Stored data:
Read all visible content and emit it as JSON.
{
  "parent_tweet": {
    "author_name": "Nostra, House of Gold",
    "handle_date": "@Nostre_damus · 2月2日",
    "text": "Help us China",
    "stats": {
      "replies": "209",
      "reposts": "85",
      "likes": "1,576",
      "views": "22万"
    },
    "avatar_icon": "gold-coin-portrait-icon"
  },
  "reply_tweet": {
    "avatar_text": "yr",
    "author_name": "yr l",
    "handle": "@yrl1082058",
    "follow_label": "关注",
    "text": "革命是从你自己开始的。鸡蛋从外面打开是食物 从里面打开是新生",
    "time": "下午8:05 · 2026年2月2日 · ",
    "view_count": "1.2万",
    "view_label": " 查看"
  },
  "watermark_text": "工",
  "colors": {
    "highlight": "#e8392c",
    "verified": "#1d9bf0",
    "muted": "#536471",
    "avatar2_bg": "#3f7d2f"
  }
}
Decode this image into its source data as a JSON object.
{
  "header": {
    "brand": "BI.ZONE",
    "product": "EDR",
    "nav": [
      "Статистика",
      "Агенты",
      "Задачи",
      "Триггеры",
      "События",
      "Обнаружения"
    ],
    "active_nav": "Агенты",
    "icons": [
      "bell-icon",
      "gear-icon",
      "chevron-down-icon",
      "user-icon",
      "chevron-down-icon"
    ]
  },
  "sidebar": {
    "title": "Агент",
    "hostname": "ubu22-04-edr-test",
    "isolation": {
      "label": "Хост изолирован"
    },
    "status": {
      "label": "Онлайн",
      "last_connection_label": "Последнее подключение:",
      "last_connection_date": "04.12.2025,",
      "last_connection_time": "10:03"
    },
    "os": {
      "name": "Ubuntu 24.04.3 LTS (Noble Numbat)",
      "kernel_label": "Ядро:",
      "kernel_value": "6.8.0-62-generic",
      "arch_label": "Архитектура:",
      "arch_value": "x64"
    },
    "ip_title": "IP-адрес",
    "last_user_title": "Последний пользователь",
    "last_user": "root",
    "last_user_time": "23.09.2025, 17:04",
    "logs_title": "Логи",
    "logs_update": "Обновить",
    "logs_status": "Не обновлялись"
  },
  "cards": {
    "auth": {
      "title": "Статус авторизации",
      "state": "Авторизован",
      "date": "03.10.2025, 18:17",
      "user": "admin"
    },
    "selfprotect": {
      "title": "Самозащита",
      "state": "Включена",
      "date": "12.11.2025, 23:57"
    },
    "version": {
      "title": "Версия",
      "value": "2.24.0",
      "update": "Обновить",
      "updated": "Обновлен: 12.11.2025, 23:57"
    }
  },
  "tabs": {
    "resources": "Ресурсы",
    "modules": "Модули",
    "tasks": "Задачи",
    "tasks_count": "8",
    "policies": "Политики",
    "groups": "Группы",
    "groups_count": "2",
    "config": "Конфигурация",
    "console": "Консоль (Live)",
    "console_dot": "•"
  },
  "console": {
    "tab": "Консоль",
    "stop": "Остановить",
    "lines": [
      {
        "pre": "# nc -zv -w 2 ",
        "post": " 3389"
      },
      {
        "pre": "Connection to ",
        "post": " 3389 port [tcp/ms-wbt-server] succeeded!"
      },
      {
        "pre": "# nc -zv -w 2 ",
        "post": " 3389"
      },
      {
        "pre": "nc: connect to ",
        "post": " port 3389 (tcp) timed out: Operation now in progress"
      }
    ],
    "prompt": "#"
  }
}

Problem description:
Produce an exact copy of all the records.

Final result:
Read all visible content and emit it as JSON.
{
  "parent_tweet": {
    "author_name": "Nostra, House of Gold",
    "handle_date": "@Nostre_damus · 2月2日",
    "text": "Help us China",
    "stats": {
      "replies": "209",
      "reposts": "85",
      "likes": "1,576",
      "views": "22万"
    },
    "avatar_icon": "gold-coin-portrait-icon"
  },
  "reply_tweet": {
    "avatar_text": "yr",
    "author_name": "yr l",
    "handle": "@yrl1082058",
    "follow_label": "关注",
    "text": "革命是从你自己开始的。鸡蛋从外面打开是食物 从里面打开是新生",
    "time": "下午8:05 · 2026年2月2日 · ",
    "view_count": "1.2万",
    "view_label": " 查看"
  },
  "watermark_text": "工",
  "colors": {
    "highlight": "#e8392c",
    "verified": "#1d9bf0",
    "muted": "#536471",
    "avatar2_bg": "#3f7d2f"
  }
}
Decode this image into its source data as a JSON object.
{
  "header": {
    "brand": "BI.ZONE",
    "product": "EDR",
    "nav": [
      "Статистика",
      "Агенты",
      "Задачи",
      "Триггеры",
      "События",
      "Обнаружения"
    ],
    "active_nav": "Агенты",
    "icons": [
      "bell-icon",
      "gear-icon",
      "chevron-down-icon",
      "user-icon",
      "chevron-down-icon"
    ]
  },
  "sidebar": {
    "title": "Агент",
    "hostname": "ubu22-04-edr-test",
    "isolation": {
      "label": "Хост изолирован"
    },
    "status": {
      "label": "Онлайн",
      "last_connection_label": "Последнее подключение:",
      "last_connection_date": "04.12.2025,",
      "last_connection_time": "10:03"
    },
    "os": {
      "name": "Ubuntu 24.04.3 LTS (Noble Numbat)",
      "kernel_label": "Ядро:",
      "kernel_value": "6.8.0-62-generic",
      "arch_label": "Архитектура:",
      "arch_value": "x64"
    },
    "ip_title": "IP-адрес",
    "last_user_title": "Последний пользователь",
    "last_user": "root",
    "last_user_time": "23.09.2025, 17:04",
    "logs_title": "Логи",
    "logs_update": "Обновить",
    "logs_status": "Не обновлялись"
  },
  "cards": {
    "auth": {
      "title": "Статус авторизации",
      "state": "Авторизован",
      "date": "03.10.2025, 18:17",
      "user": "admin"
    },
    "selfprotect": {
      "title": "Самозащита",
      "state": "Включена",
      "date": "12.11.2025, 23:57"
    },
    "version": {
      "title": "Версия",
      "value": "2.24.0",
      "update": "Обновить",
      "updated": "Обновлен: 12.11.2025, 23:57"
    }
  },
  "tabs": {
    "resources": "Ресурсы",
    "modules": "Модули",
    "tasks": "Задачи",
    "tasks_count": "8",
    "policies": "Политики",
    "groups": "Группы",
    "groups_count": "2",
    "config": "Конфигурация",
    "console": "Консоль (Live)",
    "console_dot": "•"
  },
  "console": {
    "tab": "Консоль",
    "stop": "Остановить",
    "lines": [
      {
        "pre": "# nc -zv -w 2 ",
        "post": " 3389"
      },
      {
        "pre": "Connection to ",
        "post": " 3389 port [tcp/ms-wbt-server] succeeded!"
      },
      {
        "pre": "# nc -zv -w 2 ",
        "post": " 3389"
      },
      {
        "pre": "nc: connect to ",
        "post": " port 3389 (tcp) timed out: Operation now in progress"
      }
    ],
    "prompt": "#"
  }
}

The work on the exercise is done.